Exercise> Write the data out again, exactly as given.

Records from a dataset>
━━━━━━

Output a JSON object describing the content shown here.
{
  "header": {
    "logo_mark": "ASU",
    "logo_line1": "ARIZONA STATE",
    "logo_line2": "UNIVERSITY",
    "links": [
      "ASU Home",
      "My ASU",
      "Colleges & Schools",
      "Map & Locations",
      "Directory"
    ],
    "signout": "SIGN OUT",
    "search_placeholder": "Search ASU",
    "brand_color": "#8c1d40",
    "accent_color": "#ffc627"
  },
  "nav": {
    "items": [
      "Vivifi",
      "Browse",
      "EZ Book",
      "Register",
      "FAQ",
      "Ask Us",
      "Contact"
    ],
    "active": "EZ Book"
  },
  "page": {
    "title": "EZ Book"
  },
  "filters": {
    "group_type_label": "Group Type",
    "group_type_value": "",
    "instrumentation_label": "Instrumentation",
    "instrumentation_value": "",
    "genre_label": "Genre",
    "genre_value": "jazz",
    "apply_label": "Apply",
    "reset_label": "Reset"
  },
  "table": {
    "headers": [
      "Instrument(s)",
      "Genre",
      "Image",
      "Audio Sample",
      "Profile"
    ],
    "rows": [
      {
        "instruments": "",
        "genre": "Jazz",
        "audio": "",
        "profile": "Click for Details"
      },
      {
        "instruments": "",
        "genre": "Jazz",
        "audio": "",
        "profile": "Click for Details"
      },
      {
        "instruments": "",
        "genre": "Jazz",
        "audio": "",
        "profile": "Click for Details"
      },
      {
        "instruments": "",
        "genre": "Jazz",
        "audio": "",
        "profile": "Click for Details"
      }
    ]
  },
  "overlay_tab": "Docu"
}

━━━━━━

Response to the exercise>
Output a JSON object describing the content shown here.
{
  "header": {
    "logo_mark": "ASU",
    "logo_line1": "ARIZONA STATE",
    "logo_line2": "UNIVERSITY",
    "links": [
      "ASU Home",
      "My ASU",
      "Colleges & Schools",
      "Map & Locations",
      "Directory"
    ],
    "signout": "SIGN OUT",
    "search_placeholder": "Search ASU",
    "brand_color": "#8c1d40",
    "accent_color": "#ffc627"
  },
  "nav": {
    "items": [
      "Vivifi",
      "Browse",
      "EZ Book",
      "Register",
      "FAQ",
      "Ask Us",
      "Contact"
    ],
    "active": "EZ Book"
  },
  "page": {
    "title": "EZ Book"
  },
  "filters": {
    "group_type_label": "Group Type",
    "group_type_value": "",
    "instrumentation_label": "Instrumentation",
    "instrumentation_value": "",
    "genre_label": "Genre",
    "genre_value": "jazz",
    "apply_label": "Apply",
    "reset_label": "Reset"
  },
  "table": {
    "headers": [
      "Instrument(s)",
      "Genre",
      "Image",
      "Audio Sample",
      "Profile"
    ],
    "rows": [
      {
        "instruments": "",
        "genre": "Jazz",
        "audio": "",
        "profile": "Click for Details"
      },
      {
        "instruments": "",
        "genre": "Jazz",
        "audio": "",
        "profile": "Click for Details"
      },
      {
        "instruments": "",
        "genre": "Jazz",
        "audio": "",
        "profile": "Click for Details"
      },
      {
        "instruments": "",
        "genre": "Jazz",
        "audio": "",
        "profile": "Click for Details"
      }
    ]
  },
  "overlay_tab": "Docu"
}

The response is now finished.